Work to be completed – Determine how many lines of the data below contain "UNITED", then give only that number.

Data excerpts:
________________________
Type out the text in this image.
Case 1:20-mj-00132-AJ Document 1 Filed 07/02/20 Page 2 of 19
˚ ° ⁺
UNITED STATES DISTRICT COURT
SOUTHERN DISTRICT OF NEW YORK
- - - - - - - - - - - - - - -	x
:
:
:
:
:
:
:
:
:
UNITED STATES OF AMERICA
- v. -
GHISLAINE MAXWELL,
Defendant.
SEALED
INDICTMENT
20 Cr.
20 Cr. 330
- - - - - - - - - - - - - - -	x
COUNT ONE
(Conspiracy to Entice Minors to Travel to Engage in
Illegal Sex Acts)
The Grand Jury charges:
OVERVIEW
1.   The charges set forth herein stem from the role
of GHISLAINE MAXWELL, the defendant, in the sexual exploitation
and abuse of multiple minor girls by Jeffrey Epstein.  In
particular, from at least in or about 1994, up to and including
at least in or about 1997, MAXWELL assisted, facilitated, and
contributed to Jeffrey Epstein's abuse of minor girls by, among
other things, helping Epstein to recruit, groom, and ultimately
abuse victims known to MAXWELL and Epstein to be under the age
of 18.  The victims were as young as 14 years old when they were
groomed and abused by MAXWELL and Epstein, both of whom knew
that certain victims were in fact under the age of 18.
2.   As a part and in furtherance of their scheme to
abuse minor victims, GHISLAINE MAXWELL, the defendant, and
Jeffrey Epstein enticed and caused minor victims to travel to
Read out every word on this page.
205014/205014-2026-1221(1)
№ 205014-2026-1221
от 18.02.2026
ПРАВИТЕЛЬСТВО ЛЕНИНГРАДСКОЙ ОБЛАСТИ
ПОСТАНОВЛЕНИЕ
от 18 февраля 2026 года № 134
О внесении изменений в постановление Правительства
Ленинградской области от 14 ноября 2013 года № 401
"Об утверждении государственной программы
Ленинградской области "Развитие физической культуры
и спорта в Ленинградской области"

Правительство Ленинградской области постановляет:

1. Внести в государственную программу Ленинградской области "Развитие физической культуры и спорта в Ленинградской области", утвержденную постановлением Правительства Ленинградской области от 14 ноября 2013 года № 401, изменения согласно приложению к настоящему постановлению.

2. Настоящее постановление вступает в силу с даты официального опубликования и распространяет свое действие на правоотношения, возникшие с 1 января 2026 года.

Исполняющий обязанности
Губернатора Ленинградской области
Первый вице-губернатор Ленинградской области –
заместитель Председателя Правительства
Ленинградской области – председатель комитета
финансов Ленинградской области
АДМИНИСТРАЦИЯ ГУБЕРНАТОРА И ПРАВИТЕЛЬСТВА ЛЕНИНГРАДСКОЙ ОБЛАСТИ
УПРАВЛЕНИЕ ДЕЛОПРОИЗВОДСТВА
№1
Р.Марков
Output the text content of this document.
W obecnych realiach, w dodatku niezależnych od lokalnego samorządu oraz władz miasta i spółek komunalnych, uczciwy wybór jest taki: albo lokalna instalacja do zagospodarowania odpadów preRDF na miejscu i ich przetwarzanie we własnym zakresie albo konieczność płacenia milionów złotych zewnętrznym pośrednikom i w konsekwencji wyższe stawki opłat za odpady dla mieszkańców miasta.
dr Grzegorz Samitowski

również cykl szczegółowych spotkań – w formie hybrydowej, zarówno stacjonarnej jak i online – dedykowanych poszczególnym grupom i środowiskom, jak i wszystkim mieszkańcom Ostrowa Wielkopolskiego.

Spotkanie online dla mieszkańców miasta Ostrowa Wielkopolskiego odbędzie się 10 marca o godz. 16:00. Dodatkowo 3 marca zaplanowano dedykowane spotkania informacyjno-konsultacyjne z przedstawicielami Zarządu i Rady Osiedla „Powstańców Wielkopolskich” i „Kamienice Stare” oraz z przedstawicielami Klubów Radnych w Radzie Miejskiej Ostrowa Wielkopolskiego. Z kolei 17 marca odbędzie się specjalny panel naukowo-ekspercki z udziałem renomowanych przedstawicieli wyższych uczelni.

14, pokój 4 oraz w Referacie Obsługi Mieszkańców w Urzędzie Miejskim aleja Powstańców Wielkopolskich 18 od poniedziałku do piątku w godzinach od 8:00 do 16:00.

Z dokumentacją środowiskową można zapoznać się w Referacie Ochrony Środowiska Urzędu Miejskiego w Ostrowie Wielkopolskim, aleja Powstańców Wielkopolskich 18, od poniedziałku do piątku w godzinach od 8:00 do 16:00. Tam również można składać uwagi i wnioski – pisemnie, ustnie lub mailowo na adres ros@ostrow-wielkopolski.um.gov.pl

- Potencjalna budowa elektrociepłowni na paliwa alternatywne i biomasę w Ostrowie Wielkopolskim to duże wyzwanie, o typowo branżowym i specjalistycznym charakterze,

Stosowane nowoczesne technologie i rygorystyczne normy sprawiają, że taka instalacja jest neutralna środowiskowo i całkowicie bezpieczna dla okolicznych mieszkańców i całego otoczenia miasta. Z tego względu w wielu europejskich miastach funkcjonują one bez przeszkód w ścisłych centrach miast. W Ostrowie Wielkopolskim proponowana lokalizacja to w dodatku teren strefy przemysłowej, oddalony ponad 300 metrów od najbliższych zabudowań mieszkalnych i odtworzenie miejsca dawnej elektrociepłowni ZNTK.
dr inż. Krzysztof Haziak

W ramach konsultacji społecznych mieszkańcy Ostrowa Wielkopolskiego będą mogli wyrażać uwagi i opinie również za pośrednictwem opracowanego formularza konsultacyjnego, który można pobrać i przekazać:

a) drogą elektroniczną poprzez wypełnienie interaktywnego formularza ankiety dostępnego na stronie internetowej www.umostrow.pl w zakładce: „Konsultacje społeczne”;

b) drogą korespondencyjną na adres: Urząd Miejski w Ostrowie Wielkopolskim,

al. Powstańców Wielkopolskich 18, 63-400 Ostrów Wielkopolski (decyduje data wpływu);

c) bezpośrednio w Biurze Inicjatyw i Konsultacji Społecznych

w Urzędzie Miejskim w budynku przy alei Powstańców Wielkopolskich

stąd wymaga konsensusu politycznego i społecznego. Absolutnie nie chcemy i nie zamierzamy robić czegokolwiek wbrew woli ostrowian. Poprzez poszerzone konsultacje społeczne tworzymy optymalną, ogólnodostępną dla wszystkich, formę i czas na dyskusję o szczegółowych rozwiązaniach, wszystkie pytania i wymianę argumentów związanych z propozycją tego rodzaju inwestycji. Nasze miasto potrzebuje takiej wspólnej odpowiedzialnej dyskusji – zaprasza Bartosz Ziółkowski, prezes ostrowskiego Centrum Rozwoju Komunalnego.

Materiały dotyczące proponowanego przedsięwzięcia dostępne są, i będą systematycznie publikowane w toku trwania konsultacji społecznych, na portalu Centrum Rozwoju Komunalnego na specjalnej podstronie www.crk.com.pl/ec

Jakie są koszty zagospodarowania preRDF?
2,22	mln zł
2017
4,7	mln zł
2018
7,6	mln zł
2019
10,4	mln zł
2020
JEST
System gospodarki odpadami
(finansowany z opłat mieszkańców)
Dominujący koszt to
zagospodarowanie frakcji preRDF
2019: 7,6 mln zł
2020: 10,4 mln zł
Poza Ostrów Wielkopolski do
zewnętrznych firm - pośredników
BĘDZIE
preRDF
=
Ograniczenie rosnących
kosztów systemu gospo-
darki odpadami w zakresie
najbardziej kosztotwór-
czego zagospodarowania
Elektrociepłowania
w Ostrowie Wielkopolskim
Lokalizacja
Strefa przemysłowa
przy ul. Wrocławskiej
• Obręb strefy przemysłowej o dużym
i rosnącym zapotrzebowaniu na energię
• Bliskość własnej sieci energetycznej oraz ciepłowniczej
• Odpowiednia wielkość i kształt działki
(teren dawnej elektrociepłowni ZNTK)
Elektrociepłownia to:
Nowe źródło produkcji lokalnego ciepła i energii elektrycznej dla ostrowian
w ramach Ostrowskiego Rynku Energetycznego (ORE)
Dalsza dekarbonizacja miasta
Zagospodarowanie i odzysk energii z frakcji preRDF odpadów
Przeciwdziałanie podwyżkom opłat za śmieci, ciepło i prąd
________________________
Written response – 2